**THE EXERCISE**
In the entries below, find every line holding the string "from" and collect it.

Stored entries
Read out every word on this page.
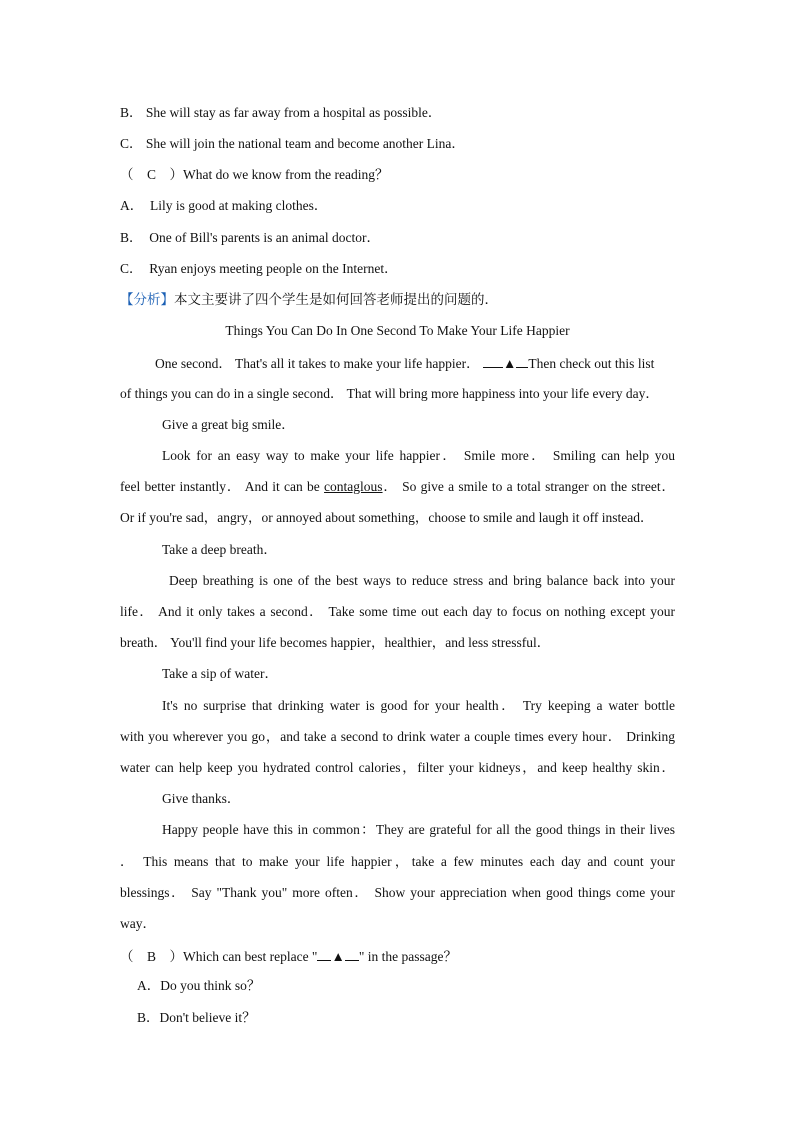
B． She will stay as far away from a hospital as possible．
C． She will join the national team and become another Lina．
（　C　）What do we know from the reading？
A．　Lily is good at making clothes．
B．　One of Bill's parents is an animal doctor．
C．　Ryan enjoys meeting people on the Internet．
【分析】本文主要讲了四个学生是如何回答老师提出的问题的．
Things You Can Do In One Second To Make Your Life Happier
One second． That's all it takes to make your life happier． ▲ Then check out this list
of things you can do in a single second． That will bring more happiness into your life every day．
Give a great big smile．
Look for an easy way to make your life happier． Smile more． Smiling can help you
feel better instantly． And it can be contaglous． So give a smile to a total stranger on the street．
Or if you're sad，angry，or annoyed about something，choose to smile and laugh it off instead．
Take a deep breath．
Deep breathing is one of the best ways to reduce stress and bring balance back into your
life． And it only takes a second． Take some time out each day to focus on nothing except your
breath． You'll find your life becomes happier，healthier，and less stressful．
Take a sip of water．
It's no surprise that drinking water is good for your health． Try keeping a water bottle
with you wherever you go，and take a second to drink water a couple times every hour． Drinking
water can help keep you hydrated control calories，filter your kidneys，and keep healthy skin．
Give thanks．
Happy people have this in common：They are grateful for all the good things in their lives
． This means that to make your life happier，take a few minutes each day and count your
blessings． Say "Thank you" more often． Show your appreciation when good things come your
way．
（　B　）Which can best replace " ▲ " in the passage？
A．Do you think so？
B．Don't believe it？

**SOLUTION**
B． She will stay as far away from a hospital as possible．
（　C　）What do we know from the reading？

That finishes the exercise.